— Task —
Provide nothing but the number of lines containing the string "amount".

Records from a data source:
____
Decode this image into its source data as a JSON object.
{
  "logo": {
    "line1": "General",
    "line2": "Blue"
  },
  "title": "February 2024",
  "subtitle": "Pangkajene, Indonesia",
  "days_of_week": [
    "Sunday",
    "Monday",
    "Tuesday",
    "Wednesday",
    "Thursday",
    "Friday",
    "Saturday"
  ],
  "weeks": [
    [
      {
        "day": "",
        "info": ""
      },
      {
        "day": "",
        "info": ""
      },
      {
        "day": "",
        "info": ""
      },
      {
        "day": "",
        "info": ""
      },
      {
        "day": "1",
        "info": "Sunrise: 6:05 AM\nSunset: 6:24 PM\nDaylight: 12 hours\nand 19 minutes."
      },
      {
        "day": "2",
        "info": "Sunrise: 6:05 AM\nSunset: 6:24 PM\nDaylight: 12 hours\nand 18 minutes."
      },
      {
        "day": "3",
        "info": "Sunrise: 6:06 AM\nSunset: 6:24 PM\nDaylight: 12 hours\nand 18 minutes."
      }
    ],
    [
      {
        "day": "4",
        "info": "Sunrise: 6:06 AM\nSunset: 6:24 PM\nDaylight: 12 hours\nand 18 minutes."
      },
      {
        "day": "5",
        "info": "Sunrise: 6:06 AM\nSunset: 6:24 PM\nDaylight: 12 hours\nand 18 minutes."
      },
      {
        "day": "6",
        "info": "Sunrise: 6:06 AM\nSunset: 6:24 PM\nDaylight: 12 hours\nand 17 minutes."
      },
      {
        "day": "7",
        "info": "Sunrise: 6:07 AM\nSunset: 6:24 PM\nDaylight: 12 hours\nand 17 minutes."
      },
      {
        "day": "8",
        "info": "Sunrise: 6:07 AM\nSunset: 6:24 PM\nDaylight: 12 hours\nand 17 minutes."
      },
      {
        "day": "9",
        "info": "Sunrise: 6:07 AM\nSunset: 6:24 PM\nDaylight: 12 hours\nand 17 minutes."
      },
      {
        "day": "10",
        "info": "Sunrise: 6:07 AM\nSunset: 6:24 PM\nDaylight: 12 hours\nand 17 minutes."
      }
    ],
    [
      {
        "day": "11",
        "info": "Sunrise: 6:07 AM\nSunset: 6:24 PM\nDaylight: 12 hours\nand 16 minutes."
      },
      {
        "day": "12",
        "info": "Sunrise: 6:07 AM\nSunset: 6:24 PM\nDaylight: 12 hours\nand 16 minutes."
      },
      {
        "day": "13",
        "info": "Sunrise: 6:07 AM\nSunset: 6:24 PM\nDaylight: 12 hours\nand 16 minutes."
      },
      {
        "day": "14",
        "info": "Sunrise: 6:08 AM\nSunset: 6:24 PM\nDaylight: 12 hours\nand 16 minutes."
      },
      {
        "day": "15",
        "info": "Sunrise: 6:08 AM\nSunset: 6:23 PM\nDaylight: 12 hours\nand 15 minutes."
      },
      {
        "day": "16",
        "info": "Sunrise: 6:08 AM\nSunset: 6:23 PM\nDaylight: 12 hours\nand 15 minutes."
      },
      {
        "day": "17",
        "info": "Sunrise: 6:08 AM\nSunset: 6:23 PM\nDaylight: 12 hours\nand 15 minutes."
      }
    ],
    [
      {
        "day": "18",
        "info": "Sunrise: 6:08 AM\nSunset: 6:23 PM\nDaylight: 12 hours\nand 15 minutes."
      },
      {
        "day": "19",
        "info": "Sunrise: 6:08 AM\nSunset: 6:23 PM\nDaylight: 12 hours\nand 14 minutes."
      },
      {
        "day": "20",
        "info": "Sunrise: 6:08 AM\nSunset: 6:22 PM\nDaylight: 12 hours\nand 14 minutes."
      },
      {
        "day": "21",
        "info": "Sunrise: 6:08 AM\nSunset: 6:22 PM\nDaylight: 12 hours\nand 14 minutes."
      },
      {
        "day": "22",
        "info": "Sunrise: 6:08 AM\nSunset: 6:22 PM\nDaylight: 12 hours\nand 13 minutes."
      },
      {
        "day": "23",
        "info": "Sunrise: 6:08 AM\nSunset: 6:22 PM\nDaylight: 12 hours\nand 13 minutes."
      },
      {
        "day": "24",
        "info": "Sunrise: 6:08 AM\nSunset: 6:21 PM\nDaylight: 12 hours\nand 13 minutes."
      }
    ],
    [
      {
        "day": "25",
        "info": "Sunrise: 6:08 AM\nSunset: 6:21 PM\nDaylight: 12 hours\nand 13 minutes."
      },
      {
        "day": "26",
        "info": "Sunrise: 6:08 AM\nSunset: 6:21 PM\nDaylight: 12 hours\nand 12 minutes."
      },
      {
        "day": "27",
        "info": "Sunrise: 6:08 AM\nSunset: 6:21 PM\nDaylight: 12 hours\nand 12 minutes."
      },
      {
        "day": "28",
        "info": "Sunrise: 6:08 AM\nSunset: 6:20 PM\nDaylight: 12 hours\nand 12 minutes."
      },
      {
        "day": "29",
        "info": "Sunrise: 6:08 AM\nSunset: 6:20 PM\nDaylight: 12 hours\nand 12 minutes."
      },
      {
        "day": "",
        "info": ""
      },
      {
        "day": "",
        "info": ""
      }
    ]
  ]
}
____
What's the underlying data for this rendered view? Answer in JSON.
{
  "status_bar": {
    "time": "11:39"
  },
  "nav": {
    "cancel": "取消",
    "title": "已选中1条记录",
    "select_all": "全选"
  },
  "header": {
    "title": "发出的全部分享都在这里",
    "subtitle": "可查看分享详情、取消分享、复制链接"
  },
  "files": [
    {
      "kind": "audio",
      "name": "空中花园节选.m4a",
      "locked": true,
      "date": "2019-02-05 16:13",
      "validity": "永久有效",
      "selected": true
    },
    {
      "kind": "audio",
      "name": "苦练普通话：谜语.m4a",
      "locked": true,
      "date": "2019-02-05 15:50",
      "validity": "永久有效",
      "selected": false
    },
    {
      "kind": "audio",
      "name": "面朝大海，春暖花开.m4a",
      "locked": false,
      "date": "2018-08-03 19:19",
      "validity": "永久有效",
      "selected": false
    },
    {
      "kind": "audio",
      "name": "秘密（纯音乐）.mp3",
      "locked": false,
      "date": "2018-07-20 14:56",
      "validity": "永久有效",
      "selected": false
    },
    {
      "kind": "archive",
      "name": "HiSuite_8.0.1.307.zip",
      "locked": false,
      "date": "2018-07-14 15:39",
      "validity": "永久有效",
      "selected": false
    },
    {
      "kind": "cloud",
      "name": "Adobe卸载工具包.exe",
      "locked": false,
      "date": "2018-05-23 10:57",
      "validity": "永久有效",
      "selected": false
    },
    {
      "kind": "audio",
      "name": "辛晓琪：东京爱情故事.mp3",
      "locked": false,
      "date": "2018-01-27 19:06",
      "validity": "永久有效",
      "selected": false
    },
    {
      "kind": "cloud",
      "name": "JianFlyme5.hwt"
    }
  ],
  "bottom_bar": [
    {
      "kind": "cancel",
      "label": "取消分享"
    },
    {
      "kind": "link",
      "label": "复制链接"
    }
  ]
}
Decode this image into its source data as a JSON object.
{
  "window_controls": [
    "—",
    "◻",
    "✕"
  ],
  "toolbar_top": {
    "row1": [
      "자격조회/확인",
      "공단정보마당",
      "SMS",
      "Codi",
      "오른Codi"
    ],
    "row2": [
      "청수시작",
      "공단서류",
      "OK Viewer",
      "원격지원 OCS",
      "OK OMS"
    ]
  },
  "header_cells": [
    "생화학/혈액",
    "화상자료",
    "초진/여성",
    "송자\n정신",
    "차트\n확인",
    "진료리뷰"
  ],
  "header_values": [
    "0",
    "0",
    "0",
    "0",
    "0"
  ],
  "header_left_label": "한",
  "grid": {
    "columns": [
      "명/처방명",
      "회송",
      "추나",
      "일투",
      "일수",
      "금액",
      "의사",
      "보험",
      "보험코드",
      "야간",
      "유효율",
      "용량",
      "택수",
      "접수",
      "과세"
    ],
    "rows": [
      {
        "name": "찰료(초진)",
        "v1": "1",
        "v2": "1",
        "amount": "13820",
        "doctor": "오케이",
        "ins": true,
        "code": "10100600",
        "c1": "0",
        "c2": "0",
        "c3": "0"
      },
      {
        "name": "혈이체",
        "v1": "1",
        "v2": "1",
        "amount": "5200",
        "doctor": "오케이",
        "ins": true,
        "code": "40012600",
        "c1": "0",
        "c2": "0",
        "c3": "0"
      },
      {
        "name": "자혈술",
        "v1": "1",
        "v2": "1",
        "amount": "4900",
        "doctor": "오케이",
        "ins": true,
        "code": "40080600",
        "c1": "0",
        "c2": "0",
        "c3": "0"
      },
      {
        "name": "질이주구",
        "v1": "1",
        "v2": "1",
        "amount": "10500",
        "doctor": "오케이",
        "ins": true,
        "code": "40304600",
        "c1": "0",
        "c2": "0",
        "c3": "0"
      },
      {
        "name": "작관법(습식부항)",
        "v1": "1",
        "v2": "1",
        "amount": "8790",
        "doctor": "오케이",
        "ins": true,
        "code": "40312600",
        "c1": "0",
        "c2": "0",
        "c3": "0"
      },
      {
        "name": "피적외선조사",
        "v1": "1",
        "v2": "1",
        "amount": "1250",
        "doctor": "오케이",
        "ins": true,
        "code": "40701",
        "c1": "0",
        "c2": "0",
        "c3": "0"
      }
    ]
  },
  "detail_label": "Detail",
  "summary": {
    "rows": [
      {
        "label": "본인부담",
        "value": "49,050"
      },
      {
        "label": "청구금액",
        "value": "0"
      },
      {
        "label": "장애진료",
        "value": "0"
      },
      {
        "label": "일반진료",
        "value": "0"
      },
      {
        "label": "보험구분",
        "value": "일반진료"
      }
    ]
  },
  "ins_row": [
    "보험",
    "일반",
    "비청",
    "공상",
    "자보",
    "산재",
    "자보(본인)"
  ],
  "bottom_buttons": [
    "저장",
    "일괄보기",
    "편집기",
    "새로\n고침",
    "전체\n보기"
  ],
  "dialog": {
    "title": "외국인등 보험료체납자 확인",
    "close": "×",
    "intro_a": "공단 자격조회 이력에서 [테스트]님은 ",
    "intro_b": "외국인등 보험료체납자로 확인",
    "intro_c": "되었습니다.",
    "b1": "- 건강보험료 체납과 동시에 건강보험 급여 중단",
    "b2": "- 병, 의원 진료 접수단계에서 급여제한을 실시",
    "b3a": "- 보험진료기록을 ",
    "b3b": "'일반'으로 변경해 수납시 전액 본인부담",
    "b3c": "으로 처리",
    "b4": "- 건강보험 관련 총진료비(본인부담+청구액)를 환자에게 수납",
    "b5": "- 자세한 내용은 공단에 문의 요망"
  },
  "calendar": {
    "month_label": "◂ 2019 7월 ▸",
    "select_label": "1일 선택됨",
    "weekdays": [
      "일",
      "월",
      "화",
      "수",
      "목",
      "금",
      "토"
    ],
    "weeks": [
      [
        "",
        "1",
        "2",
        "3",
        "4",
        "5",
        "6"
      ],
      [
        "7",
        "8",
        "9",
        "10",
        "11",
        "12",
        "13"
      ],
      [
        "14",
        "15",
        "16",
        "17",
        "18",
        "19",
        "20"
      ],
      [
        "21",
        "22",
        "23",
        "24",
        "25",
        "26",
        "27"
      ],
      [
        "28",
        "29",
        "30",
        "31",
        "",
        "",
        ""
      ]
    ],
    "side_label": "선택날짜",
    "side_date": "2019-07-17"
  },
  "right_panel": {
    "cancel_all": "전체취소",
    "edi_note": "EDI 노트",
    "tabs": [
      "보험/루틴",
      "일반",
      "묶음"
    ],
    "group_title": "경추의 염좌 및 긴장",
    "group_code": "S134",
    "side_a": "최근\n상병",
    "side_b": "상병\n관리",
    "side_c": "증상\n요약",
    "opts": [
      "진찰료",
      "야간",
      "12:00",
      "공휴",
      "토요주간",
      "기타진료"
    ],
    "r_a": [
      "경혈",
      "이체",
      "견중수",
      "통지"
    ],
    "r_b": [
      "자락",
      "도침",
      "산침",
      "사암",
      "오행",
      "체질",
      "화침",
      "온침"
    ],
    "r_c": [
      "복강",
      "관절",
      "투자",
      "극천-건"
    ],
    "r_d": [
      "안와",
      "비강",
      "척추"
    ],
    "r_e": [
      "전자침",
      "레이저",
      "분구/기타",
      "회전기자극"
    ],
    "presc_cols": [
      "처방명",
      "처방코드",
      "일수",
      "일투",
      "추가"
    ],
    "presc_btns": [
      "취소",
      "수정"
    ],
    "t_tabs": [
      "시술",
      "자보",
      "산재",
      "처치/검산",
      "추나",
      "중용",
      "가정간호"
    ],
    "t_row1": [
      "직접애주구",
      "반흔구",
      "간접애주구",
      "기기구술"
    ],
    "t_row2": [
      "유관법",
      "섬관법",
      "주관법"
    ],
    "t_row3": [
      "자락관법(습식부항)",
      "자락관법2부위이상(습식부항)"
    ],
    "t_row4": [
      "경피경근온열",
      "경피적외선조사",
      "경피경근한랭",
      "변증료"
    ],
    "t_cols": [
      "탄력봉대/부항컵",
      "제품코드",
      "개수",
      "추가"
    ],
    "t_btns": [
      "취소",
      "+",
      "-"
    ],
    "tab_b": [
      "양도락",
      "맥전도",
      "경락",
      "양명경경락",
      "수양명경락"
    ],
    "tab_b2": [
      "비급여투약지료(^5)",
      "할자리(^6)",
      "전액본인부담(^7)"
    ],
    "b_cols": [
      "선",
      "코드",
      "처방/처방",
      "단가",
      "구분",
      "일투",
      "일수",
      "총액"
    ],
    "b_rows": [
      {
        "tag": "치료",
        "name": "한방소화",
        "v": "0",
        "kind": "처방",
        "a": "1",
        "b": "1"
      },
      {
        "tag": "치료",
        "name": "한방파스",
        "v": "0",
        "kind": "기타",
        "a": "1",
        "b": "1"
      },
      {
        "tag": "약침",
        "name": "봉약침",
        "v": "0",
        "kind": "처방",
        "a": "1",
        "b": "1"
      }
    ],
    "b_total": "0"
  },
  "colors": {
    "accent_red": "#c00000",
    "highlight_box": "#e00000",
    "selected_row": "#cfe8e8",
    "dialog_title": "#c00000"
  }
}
____
— Exercise response —
6